■ **Your goal**
Each entry should be quoted word for word, including every mark of punctuation.

■ **Given data**
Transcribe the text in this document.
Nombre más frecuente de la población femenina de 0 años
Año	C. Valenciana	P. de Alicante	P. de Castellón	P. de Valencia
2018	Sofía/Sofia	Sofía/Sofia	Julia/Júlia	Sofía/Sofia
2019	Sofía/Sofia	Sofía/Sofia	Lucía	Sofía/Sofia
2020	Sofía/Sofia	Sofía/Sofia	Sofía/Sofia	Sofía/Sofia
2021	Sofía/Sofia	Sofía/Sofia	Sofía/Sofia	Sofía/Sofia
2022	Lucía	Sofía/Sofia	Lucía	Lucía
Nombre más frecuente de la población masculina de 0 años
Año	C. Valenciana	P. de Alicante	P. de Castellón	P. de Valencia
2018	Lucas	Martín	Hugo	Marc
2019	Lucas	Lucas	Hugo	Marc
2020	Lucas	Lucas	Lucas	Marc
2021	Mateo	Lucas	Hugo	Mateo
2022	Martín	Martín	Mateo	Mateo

■ **Expected output**
Transcribe the text in this document.
Nombre más frecuente de la población femenina de 0 años
Año	C. Valenciana	P. de Alicante	P. de Castellón	P. de Valencia
2018	Sofía/Sofia	Sofía/Sofia	Julia/Júlia	Sofía/Sofia
2019	Sofía/Sofia	Sofía/Sofia	Lucía	Sofía/Sofia
2020	Sofía/Sofia	Sofía/Sofia	Sofía/Sofia	Sofía/Sofia
2021	Sofía/Sofia	Sofía/Sofia	Sofía/Sofia	Sofía/Sofia
2022	Lucía	Sofía/Sofia	Lucía	Lucía
Nombre más frecuente de la población masculina de 0 años
Año	C. Valenciana	P. de Alicante	P. de Castellón	P. de Valencia
2018	Lucas	Martín	Hugo	Marc
2019	Lucas	Lucas	Hugo	Marc
2020	Lucas	Lucas	Lucas	Marc
2021	Mateo	Lucas	Hugo	Mateo
2022	Martín	Martín	Mateo	Mateo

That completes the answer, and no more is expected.